[Layout records]
━━━

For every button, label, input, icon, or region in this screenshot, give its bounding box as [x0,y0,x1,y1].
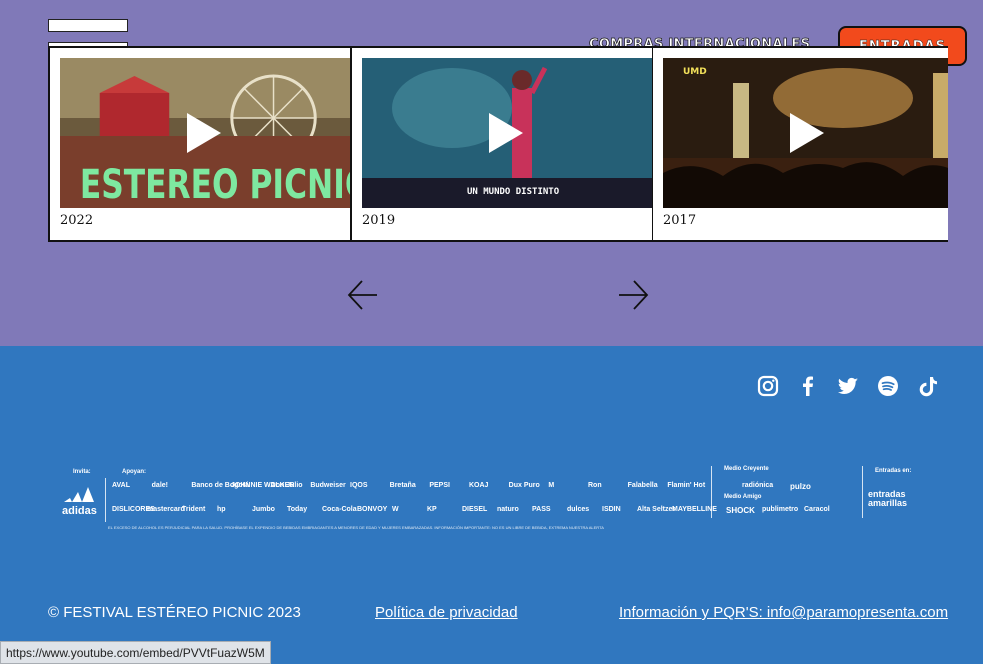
video-year: 2022 [60,213,94,228]
sponsor-logo[interactable]: mastercard [147,506,185,513]
divider [862,466,863,518]
sponsor-label-tickets: Entradas en: [875,468,912,474]
sponsor-logo[interactable]: KP [427,506,437,513]
spotify-icon[interactable] [876,374,900,398]
sponsor-pulzo[interactable]: pulzo [790,482,811,491]
sponsor-logo[interactable]: KOAJ [469,482,488,489]
sponsor-logo[interactable]: BONVOY [357,506,387,513]
divider [711,466,712,518]
video-card-2022[interactable]: ESTEREO PICNIC 2022 [50,48,352,240]
thumbnail-caption: UN MUNDO DISTINTO [467,187,560,197]
play-icon[interactable] [187,113,221,153]
thumbnail-title: ESTEREO PICNIC [80,162,350,208]
sponsor-logo[interactable]: IQOS [350,482,368,489]
sponsors-strip: Invita: adidas Apoyan: AVAL dale! Banco de… [60,464,940,534]
sponsor-logo[interactable]: AVAL [112,482,130,489]
sponsor-logo[interactable]: Flamin' Hot [667,482,705,489]
sponsor-logo[interactable]: Today [287,506,307,513]
sponsor-caracol[interactable]: Caracol [804,506,830,513]
sponsor-label-media: Medio Creyente [724,466,769,472]
sponsor-logo[interactable]: Coca-Cola [322,506,357,513]
sponsor-logo[interactable]: dale! [152,482,168,489]
thumbnail-badge: UMD [683,67,707,77]
sponsor-name: adidas [62,505,97,517]
play-icon[interactable] [489,113,523,153]
sponsor-label-invite: Invita: [73,469,91,475]
sponsor-radionica[interactable]: radiónica [742,482,773,489]
carousel-prev-arrow-icon[interactable] [346,278,380,312]
privacy-policy-link[interactable]: Política de privacidad [375,604,518,621]
sponsor-publimetro[interactable]: publimetro [762,506,798,513]
sponsor-logo[interactable]: naturo [497,506,519,513]
video-card-2019[interactable]: UN MUNDO DISTINTO 2019 [352,48,654,240]
menu-line-1[interactable] [48,19,128,32]
sponsor-logo[interactable]: DIESEL [462,506,487,513]
contact-email-link[interactable]: Información y PQR'S: info@paramopresenta… [619,604,948,621]
copyright-text: © FESTIVAL ESTÉREO PICNIC 2023 [48,604,301,621]
sponsor-logo[interactable]: Bretaña [390,482,416,489]
instagram-icon[interactable] [756,374,780,398]
sponsor-logo[interactable]: W [392,506,399,513]
twitter-icon[interactable] [836,374,860,398]
video-year: 2019 [362,213,396,228]
sponsor-logo[interactable]: Jumbo [252,506,275,513]
tiktok-icon[interactable] [916,374,940,398]
sponsor-adidas[interactable]: adidas [62,486,97,517]
sponsor-logo[interactable]: Don Julio [271,482,303,489]
sponsor-logo[interactable]: M [548,482,554,489]
sponsor-label-media-friend: Medio Amigo [724,494,762,500]
sponsor-logo[interactable]: Dux Puro [509,482,540,489]
carousel-next-arrow-icon[interactable] [616,278,650,312]
video-year: 2017 [663,213,697,228]
facebook-icon[interactable] [796,374,820,398]
sponsor-logo[interactable]: dulces [567,506,589,513]
sponsor-shock[interactable]: SHOCK [726,506,755,515]
play-icon[interactable] [790,113,824,153]
hero-section: COMPRAS INTERNACIONALES ENTRADAS ESTEREO… [0,0,983,346]
sponsor-logo[interactable]: hp [217,506,226,513]
video-card-2017[interactable]: UMD 2017 [653,48,948,240]
browser-status-url: https://www.youtube.com/embed/PVVtFuazW5… [0,641,271,664]
sponsor-label-support: Apoyan: [122,469,146,475]
sponsor-logo[interactable]: Falabella [628,482,658,489]
adidas-logo-icon [64,487,94,502]
legal-disclaimer: EL EXCESO DE ALCOHOL ES PERJUDICIAL PARA… [108,525,604,530]
sponsor-logo[interactable]: Alta Seltzer [637,506,675,513]
video-thumbnail[interactable]: UMD [663,58,948,208]
video-carousel: ESTEREO PICNIC 2022 UN MUNDO DISTINTO 20… [48,46,948,242]
sponsor-entradas-amarillas[interactable]: entradas amarillas [868,490,928,508]
sponsor-logo[interactable]: ISDIN [602,506,621,513]
sponsor-logo[interactable]: Trident [182,506,205,513]
sponsor-logo[interactable]: PEPSI [429,482,450,489]
video-thumbnail[interactable]: UN MUNDO DISTINTO [362,58,652,208]
sponsor-logo[interactable]: Budweiser [310,482,345,489]
video-thumbnail[interactable]: ESTEREO PICNIC [60,58,350,208]
sponsor-logo[interactable]: PASS [532,506,551,513]
sponsor-logo[interactable]: Ron [588,482,602,489]
divider [105,478,106,522]
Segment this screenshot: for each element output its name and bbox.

━━━

* Exercise prompt
Reproduce every line of the items above word for word, leaving out the pictures.

* Task solution
For every button, label, input, icon, or region in this screenshot, give its bounding box as [x0,y0,x1,y1].
video-year: 2022 [60,213,94,228]
sponsor-logo[interactable]: mastercard [147,506,185,513]
divider [862,466,863,518]
sponsor-label-tickets: Entradas en: [875,468,912,474]
sponsor-logo[interactable]: KP [427,506,437,513]
spotify-icon[interactable] [876,374,900,398]
sponsor-pulzo[interactable]: pulzo [790,482,811,491]
sponsor-logo[interactable]: KOAJ [469,482,488,489]
sponsor-logo[interactable]: BONVOY [357,506,387,513]
divider [711,466,712,518]
video-card-2022[interactable]: ESTEREO PICNIC 2022 [50,48,352,240]
thumbnail-caption: UN MUNDO DISTINTO [467,187,560,197]
play-icon[interactable] [187,113,221,153]
thumbnail-title: ESTEREO PICNIC [80,162,350,208]
sponsor-logo[interactable]: IQOS [350,482,368,489]
sponsors-strip: Invita: adidas Apoyan: AVAL dale! Banco de… [60,464,940,534]
sponsor-logo[interactable]: AVAL [112,482,130,489]
sponsor-logo[interactable]: Flamin' Hot [667,482,705,489]
sponsor-logo[interactable]: Today [287,506,307,513]
sponsor-caracol[interactable]: Caracol [804,506,830,513]
sponsor-label-media: Medio Creyente [724,466,769,472]
sponsor-logo[interactable]: Coca-Cola [322,506,357,513]
sponsor-logo[interactable]: dale! [152,482,168,489]
thumbnail-badge: UMD [683,67,707,77]
sponsor-name: adidas [62,505,97,517]
play-icon[interactable] [489,113,523,153]
sponsor-label-invite: Invita: [73,469,91,475]
sponsor-radionica[interactable]: radiónica [742,482,773,489]
carousel-prev-arrow-icon[interactable] [346,278,380,312]
privacy-policy-link[interactable]: Política de privacidad [375,604,518,621]
sponsor-publimetro[interactable]: publimetro [762,506,798,513]
sponsor-logo[interactable]: naturo [497,506,519,513]
video-card-2019[interactable]: UN MUNDO DISTINTO 2019 [352,48,654,240]
menu-line-1[interactable] [48,19,128,32]
sponsor-logo[interactable]: DIESEL [462,506,487,513]
contact-email-link[interactable]: Información y PQR'S: info@paramopresenta… [619,604,948,621]
copyright-text: © FESTIVAL ESTÉREO PICNIC 2023 [48,604,301,621]
sponsor-logo[interactable]: Bretaña [390,482,416,489]
instagram-icon[interactable] [756,374,780,398]
sponsor-logo[interactable]: W [392,506,399,513]
twitter-icon[interactable] [836,374,860,398]
video-year: 2019 [362,213,396,228]
sponsor-logo[interactable]: Jumbo [252,506,275,513]
tiktok-icon[interactable] [916,374,940,398]
sponsor-adidas[interactable]: adidas [62,486,97,517]
sponsor-logo[interactable]: Don Julio [271,482,303,489]
sponsor-logo[interactable]: M [548,482,554,489]
sponsor-label-media-friend: Medio Amigo [724,494,762,500]
sponsor-logo[interactable]: Dux Puro [509,482,540,489]
carousel-next-arrow-icon[interactable] [616,278,650,312]
video-year: 2017 [663,213,697,228]
facebook-icon[interactable] [796,374,820,398]
sponsor-logo[interactable]: dulces [567,506,589,513]
sponsor-shock[interactable]: SHOCK [726,506,755,515]
play-icon[interactable] [790,113,824,153]
hero-section: COMPRAS INTERNACIONALES ENTRADAS ESTEREO… [0,0,983,346]
sponsor-logo[interactable]: hp [217,506,226,513]
video-card-2017[interactable]: UMD 2017 [653,48,948,240]
browser-status-url: https://www.youtube.com/embed/PVVtFuazW5… [0,641,271,664]
sponsor-label-support: Apoyan: [122,469,146,475]
sponsor-logo[interactable]: Falabella [628,482,658,489]
adidas-logo-icon [64,487,94,502]
legal-disclaimer: EL EXCESO DE ALCOHOL ES PERJUDICIAL PARA… [108,525,604,530]
sponsor-logo[interactable]: Alta Seltzer [637,506,675,513]
video-thumbnail[interactable]: UMD [663,58,948,208]
video-carousel: ESTEREO PICNIC 2022 UN MUNDO DISTINTO 20… [48,46,948,242]
sponsor-entradas-amarillas[interactable]: entradas amarillas [868,490,928,508]
sponsor-logo[interactable]: ISDIN [602,506,621,513]
sponsor-logo[interactable]: Trident [182,506,205,513]
sponsor-logo[interactable]: PEPSI [429,482,450,489]
video-thumbnail[interactable]: UN MUNDO DISTINTO [362,58,652,208]
sponsor-logo[interactable]: Budweiser [310,482,345,489]
video-thumbnail[interactable]: ESTEREO PICNIC [60,58,350,208]
sponsor-logo[interactable]: PASS [532,506,551,513]
sponsor-logo[interactable]: Ron [588,482,602,489]
divider [105,478,106,522]
Segment this screenshot: for each element output its name and bbox.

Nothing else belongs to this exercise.